* _Written instruction_:
From the entries below, copy out every line with "原文是说" in it.

━━━━

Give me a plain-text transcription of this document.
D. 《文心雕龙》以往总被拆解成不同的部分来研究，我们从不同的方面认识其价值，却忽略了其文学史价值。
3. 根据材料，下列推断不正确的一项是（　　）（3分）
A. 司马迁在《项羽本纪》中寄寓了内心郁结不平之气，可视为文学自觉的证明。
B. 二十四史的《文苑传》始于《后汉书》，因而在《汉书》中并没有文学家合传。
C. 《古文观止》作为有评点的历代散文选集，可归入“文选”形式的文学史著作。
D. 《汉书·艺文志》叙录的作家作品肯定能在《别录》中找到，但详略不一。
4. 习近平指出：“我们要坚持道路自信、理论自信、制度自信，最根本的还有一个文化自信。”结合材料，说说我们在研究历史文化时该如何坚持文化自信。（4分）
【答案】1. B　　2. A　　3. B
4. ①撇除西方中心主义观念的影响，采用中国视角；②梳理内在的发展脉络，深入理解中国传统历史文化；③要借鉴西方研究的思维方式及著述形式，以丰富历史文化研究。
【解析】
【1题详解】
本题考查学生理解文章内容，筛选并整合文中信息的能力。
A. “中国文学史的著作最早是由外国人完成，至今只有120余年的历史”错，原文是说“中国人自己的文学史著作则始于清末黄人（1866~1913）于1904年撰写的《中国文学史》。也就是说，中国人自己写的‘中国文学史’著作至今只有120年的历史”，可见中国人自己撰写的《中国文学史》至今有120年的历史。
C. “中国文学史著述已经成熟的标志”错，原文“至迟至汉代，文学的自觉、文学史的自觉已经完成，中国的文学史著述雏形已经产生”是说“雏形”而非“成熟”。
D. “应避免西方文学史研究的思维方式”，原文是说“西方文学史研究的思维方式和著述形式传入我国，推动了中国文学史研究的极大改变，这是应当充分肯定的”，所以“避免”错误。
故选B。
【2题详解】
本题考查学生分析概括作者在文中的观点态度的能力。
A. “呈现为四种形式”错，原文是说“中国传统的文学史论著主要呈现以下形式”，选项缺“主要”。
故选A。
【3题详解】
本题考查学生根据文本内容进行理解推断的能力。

━━━━

* _Correct response_:
A. “中国文学史的著作最早是由外国人完成，至今只有120余年的历史”错，原文是说“中国人自己的文学史著作则始于清末黄人（1866~1913）于1904年撰写的《中国文学史》。也就是说，中国人自己写的‘中国文学史’著作至今只有120年的历史”，可见中国人自己撰写的《中国文学史》至今有120年的历史。
D. “应避免西方文学史研究的思维方式”，原文是说“西方文学史研究的思维方式和著述形式传入我国，推动了中国文学史研究的极大改变，这是应当充分肯定的”，所以“避免”错误。
A. “呈现为四种形式”错，原文是说“中国传统的文学史论著主要呈现以下形式”，选项缺“主要”。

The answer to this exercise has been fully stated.